------ RECORDS FOR THIS EXERCISE

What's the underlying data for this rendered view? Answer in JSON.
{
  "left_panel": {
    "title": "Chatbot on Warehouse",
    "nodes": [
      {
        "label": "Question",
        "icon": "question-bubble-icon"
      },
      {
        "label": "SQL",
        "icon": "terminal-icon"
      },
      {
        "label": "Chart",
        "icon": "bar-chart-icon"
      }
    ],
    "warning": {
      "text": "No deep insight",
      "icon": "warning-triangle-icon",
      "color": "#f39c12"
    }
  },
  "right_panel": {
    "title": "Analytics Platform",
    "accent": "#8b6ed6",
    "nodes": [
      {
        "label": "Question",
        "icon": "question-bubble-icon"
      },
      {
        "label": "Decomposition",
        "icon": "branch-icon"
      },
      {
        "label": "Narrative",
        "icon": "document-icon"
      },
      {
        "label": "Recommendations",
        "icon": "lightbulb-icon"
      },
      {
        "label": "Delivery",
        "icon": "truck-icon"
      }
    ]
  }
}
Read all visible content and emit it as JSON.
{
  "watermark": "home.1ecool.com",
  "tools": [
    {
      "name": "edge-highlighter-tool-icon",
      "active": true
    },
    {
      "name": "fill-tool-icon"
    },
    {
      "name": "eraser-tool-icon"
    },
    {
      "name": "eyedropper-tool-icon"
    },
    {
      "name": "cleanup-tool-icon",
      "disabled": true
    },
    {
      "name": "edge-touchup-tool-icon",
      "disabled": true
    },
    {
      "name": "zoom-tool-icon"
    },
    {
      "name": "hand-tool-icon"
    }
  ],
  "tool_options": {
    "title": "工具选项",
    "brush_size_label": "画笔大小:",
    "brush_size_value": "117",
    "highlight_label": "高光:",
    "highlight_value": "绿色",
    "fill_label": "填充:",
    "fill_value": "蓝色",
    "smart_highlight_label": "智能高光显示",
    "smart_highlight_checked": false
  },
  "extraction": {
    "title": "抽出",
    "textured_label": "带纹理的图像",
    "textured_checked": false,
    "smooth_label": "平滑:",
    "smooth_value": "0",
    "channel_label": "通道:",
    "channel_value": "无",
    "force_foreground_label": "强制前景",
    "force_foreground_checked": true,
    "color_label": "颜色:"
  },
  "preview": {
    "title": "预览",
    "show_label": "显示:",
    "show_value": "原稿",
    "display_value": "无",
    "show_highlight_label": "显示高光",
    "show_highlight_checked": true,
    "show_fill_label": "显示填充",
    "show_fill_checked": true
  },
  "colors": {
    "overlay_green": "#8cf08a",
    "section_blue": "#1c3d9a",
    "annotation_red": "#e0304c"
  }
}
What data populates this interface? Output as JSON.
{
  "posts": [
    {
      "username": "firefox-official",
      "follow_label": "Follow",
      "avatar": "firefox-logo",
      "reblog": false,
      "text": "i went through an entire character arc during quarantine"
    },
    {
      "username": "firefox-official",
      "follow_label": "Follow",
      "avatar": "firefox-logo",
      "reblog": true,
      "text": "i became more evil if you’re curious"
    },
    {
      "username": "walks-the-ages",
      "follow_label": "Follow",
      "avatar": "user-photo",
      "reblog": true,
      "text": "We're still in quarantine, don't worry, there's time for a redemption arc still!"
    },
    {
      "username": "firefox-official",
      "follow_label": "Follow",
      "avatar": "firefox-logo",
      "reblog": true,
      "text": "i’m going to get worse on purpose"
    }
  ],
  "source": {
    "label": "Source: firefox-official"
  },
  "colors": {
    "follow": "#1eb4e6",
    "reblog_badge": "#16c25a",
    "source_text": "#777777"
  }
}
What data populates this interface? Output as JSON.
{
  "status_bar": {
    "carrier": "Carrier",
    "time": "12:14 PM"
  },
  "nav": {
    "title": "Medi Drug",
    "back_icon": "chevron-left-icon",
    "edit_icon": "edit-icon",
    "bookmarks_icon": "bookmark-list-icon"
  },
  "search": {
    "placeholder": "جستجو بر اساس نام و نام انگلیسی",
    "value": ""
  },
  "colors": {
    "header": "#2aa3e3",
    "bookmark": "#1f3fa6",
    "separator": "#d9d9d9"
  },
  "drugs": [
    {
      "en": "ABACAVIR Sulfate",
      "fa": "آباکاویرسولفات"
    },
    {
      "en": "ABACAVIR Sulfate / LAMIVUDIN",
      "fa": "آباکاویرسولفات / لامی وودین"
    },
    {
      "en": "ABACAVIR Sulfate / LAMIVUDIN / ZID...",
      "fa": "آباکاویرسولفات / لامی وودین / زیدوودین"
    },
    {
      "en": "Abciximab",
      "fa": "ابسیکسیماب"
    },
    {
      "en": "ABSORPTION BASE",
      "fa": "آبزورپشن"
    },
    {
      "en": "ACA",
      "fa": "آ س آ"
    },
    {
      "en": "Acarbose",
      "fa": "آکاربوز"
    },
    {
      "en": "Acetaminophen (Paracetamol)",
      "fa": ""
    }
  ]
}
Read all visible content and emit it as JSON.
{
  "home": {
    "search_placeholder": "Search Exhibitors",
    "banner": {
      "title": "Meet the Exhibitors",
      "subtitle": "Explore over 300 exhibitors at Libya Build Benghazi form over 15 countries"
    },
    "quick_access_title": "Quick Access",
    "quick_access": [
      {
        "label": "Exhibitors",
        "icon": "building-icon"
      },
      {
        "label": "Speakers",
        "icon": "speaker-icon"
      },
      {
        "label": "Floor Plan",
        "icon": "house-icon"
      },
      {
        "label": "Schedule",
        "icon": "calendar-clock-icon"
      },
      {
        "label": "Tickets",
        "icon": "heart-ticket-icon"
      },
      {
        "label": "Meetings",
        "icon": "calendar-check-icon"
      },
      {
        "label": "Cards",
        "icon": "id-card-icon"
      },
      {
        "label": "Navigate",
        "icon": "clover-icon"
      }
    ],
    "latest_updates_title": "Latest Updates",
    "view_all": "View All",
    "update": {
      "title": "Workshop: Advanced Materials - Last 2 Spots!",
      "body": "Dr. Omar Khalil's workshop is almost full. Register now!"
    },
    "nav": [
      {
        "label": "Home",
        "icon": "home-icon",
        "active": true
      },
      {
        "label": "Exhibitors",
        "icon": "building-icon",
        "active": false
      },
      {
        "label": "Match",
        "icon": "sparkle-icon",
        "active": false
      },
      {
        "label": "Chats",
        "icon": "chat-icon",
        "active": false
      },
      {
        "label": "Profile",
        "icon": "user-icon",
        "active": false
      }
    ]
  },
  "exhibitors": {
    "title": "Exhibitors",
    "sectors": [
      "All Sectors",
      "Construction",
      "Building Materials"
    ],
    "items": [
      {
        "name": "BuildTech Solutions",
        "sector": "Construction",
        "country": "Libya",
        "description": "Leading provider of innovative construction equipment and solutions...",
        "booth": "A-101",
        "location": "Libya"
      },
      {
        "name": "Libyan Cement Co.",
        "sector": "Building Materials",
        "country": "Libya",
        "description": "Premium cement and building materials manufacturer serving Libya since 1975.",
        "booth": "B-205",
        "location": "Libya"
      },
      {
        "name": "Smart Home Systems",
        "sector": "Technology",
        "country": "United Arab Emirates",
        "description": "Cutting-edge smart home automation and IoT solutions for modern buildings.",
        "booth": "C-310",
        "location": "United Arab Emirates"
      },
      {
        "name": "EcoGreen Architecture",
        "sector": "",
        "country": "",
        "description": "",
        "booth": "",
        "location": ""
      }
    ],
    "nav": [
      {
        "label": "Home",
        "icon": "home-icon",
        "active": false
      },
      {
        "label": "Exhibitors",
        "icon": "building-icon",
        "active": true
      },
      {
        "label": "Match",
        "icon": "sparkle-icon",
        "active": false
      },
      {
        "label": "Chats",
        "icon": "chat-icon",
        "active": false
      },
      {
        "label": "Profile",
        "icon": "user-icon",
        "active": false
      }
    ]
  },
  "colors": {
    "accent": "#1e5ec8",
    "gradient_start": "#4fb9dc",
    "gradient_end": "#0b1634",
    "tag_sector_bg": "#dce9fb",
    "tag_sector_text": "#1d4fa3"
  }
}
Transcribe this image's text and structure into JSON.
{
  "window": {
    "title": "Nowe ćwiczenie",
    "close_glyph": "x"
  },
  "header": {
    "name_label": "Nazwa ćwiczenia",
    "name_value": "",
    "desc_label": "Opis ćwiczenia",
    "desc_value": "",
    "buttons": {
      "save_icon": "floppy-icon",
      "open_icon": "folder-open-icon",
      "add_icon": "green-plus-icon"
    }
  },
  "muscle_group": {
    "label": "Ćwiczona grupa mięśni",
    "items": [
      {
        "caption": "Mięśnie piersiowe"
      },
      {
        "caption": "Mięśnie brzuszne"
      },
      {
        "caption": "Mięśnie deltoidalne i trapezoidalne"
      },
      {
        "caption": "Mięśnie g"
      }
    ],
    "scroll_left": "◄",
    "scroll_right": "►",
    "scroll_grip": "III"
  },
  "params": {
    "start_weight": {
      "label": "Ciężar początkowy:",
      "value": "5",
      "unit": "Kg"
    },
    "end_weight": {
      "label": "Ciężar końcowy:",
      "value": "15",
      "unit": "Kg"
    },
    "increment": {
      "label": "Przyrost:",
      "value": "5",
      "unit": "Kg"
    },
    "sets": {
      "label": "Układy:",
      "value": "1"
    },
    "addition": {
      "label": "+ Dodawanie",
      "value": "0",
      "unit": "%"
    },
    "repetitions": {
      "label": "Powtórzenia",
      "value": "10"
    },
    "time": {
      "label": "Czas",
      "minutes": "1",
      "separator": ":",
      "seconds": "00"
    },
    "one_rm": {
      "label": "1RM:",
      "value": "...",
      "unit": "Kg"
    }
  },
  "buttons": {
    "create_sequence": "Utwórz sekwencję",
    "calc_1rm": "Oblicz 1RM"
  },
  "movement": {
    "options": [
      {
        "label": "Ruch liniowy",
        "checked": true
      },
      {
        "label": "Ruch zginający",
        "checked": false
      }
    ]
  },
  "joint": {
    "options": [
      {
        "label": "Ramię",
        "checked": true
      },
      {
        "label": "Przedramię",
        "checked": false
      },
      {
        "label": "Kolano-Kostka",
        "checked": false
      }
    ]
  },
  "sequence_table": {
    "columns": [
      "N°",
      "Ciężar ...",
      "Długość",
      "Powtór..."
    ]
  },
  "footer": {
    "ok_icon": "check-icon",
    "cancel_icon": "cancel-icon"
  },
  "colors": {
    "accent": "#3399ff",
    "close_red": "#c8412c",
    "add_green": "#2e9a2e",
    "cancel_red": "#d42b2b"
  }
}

------------

- [GIVEN EXERCISE]: State how many lines hold the word "ćwiczenia". The number is the whole answer.

- [EXERCISE ANSWER]: 2